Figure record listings
----------
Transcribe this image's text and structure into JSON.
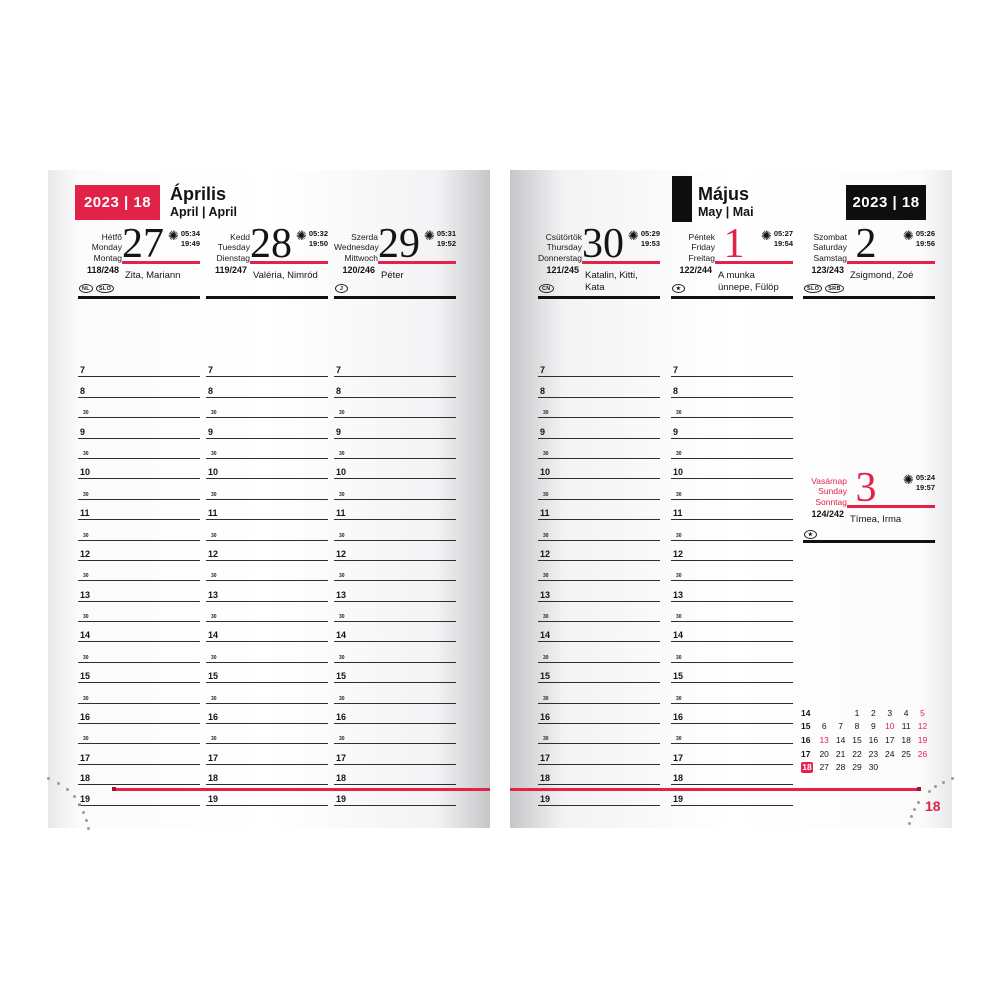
{
  "colors": {
    "accent_red": "#e32249",
    "ink_black": "#141414"
  },
  "left_header": {
    "year_week": "2023 | 18",
    "month": "Április",
    "month_sub": "April | April"
  },
  "right_header": {
    "year_week": "2023 | 18",
    "month": "Május",
    "month_sub": "May | Mai"
  },
  "page_number": "18",
  "hours": [
    "7",
    "8",
    "30",
    "9",
    "30",
    "10",
    "30",
    "11",
    "30",
    "12",
    "30",
    "13",
    "30",
    "14",
    "30",
    "15",
    "30",
    "16",
    "30",
    "17",
    "18",
    "19"
  ],
  "days": [
    {
      "names": [
        "Hétfő",
        "Monday",
        "Montag"
      ],
      "number": "27",
      "sunrise": "05:34",
      "sunset": "19:49",
      "day_of_year": "118/248",
      "name_day": [
        "Zita, Mariann",
        ""
      ],
      "flags": [
        "NL",
        "SLO"
      ]
    },
    {
      "names": [
        "Kedd",
        "Tuesday",
        "Dienstag"
      ],
      "number": "28",
      "sunrise": "05:32",
      "sunset": "19:50",
      "day_of_year": "119/247",
      "name_day": [
        "Valéria, Nimród",
        ""
      ],
      "flags": [
        "",
        ""
      ]
    },
    {
      "names": [
        "Szerda",
        "Wednesday",
        "Mittwoch"
      ],
      "number": "29",
      "sunrise": "05:31",
      "sunset": "19:52",
      "day_of_year": "120/246",
      "name_day": [
        "Péter",
        ""
      ],
      "flags": [
        "J",
        ""
      ]
    },
    {
      "names": [
        "Csütörtök",
        "Thursday",
        "Donnerstag"
      ],
      "number": "30",
      "sunrise": "05:29",
      "sunset": "19:53",
      "day_of_year": "121/245",
      "name_day": [
        "Katalin, Kitti,",
        "Kata"
      ],
      "flags": [
        "CN",
        ""
      ]
    },
    {
      "names": [
        "Péntek",
        "Friday",
        "Freitag"
      ],
      "number": "1",
      "sunrise": "05:27",
      "sunset": "19:54",
      "day_of_year": "122/244",
      "name_day": [
        "A munka",
        "ünnepe, Fülöp"
      ],
      "flags": [
        "★",
        ""
      ]
    },
    {
      "names": [
        "Szombat",
        "Saturday",
        "Samstag"
      ],
      "number": "2",
      "sunrise": "05:26",
      "sunset": "19:56",
      "day_of_year": "123/243",
      "name_day": [
        "Zsigmond, Zoé",
        ""
      ],
      "flags": [
        "SLO",
        "SRB"
      ]
    },
    {
      "names": [
        "Vasárnap",
        "Sunday",
        "Sonntag"
      ],
      "number": "3",
      "sunrise": "05:24",
      "sunset": "19:57",
      "day_of_year": "124/242",
      "name_day": [
        "Tímea, Irma",
        ""
      ],
      "flags": [
        "★",
        ""
      ]
    }
  ],
  "mini_calendar": {
    "weeks": [
      {
        "num": "14",
        "days": [
          "",
          "",
          "1",
          "2",
          "3",
          "4",
          "5"
        ],
        "red": [
          6
        ],
        "current": false
      },
      {
        "num": "15",
        "days": [
          "6",
          "7",
          "8",
          "9",
          "10",
          "11",
          "12"
        ],
        "red": [
          4,
          6
        ],
        "current": false
      },
      {
        "num": "16",
        "days": [
          "13",
          "14",
          "15",
          "16",
          "17",
          "18",
          "19"
        ],
        "red": [
          0,
          6
        ],
        "current": false
      },
      {
        "num": "17",
        "days": [
          "20",
          "21",
          "22",
          "23",
          "24",
          "25",
          "26"
        ],
        "red": [
          6
        ],
        "current": false
      },
      {
        "num": "18",
        "days": [
          "27",
          "28",
          "29",
          "30",
          "",
          "",
          ""
        ],
        "red": [],
        "current": true
      }
    ]
  }
}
----------
» **Work to be completed**
Excluding the pictures, restate the records above word for word.

» **Exercise answer**
Transcribe this image's text and structure into JSON.
{
  "colors": {
    "accent_red": "#e32249",
    "ink_black": "#141414"
  },
  "left_header": {
    "year_week": "2023 | 18",
    "month": "Április",
    "month_sub": "April | April"
  },
  "right_header": {
    "year_week": "2023 | 18",
    "month": "Május",
    "month_sub": "May | Mai"
  },
  "page_number": "18",
  "hours": [
    "7",
    "8",
    "30",
    "9",
    "30",
    "10",
    "30",
    "11",
    "30",
    "12",
    "30",
    "13",
    "30",
    "14",
    "30",
    "15",
    "30",
    "16",
    "30",
    "17",
    "18",
    "19"
  ],
  "days": [
    {
      "names": [
        "Hétfő",
        "Monday",
        "Montag"
      ],
      "number": "27",
      "sunrise": "05:34",
      "sunset": "19:49",
      "day_of_year": "118/248",
      "name_day": [
        "Zita, Mariann",
        ""
      ],
      "flags": [
        "NL",
        "SLO"
      ]
    },
    {
      "names": [
        "Kedd",
        "Tuesday",
        "Dienstag"
      ],
      "number": "28",
      "sunrise": "05:32",
      "sunset": "19:50",
      "day_of_year": "119/247",
      "name_day": [
        "Valéria, Nimród",
        ""
      ],
      "flags": [
        "",
        ""
      ]
    },
    {
      "names": [
        "Szerda",
        "Wednesday",
        "Mittwoch"
      ],
      "number": "29",
      "sunrise": "05:31",
      "sunset": "19:52",
      "day_of_year": "120/246",
      "name_day": [
        "Péter",
        ""
      ],
      "flags": [
        "J",
        ""
      ]
    },
    {
      "names": [
        "Csütörtök",
        "Thursday",
        "Donnerstag"
      ],
      "number": "30",
      "sunrise": "05:29",
      "sunset": "19:53",
      "day_of_year": "121/245",
      "name_day": [
        "Katalin, Kitti,",
        "Kata"
      ],
      "flags": [
        "CN",
        ""
      ]
    },
    {
      "names": [
        "Péntek",
        "Friday",
        "Freitag"
      ],
      "number": "1",
      "sunrise": "05:27",
      "sunset": "19:54",
      "day_of_year": "122/244",
      "name_day": [
        "A munka",
        "ünnepe, Fülöp"
      ],
      "flags": [
        "★",
        ""
      ]
    },
    {
      "names": [
        "Szombat",
        "Saturday",
        "Samstag"
      ],
      "number": "2",
      "sunrise": "05:26",
      "sunset": "19:56",
      "day_of_year": "123/243",
      "name_day": [
        "Zsigmond, Zoé",
        ""
      ],
      "flags": [
        "SLO",
        "SRB"
      ]
    },
    {
      "names": [
        "Vasárnap",
        "Sunday",
        "Sonntag"
      ],
      "number": "3",
      "sunrise": "05:24",
      "sunset": "19:57",
      "day_of_year": "124/242",
      "name_day": [
        "Tímea, Irma",
        ""
      ],
      "flags": [
        "★",
        ""
      ]
    }
  ],
  "mini_calendar": {
    "weeks": [
      {
        "num": "14",
        "days": [
          "",
          "",
          "1",
          "2",
          "3",
          "4",
          "5"
        ],
        "red": [
          6
        ],
        "current": false
      },
      {
        "num": "15",
        "days": [
          "6",
          "7",
          "8",
          "9",
          "10",
          "11",
          "12"
        ],
        "red": [
          4,
          6
        ],
        "current": false
      },
      {
        "num": "16",
        "days": [
          "13",
          "14",
          "15",
          "16",
          "17",
          "18",
          "19"
        ],
        "red": [
          0,
          6
        ],
        "current": false
      },
      {
        "num": "17",
        "days": [
          "20",
          "21",
          "22",
          "23",
          "24",
          "25",
          "26"
        ],
        "red": [
          6
        ],
        "current": false
      },
      {
        "num": "18",
        "days": [
          "27",
          "28",
          "29",
          "30",
          "",
          "",
          ""
        ],
        "red": [],
        "current": true
      }
    ]
  }
}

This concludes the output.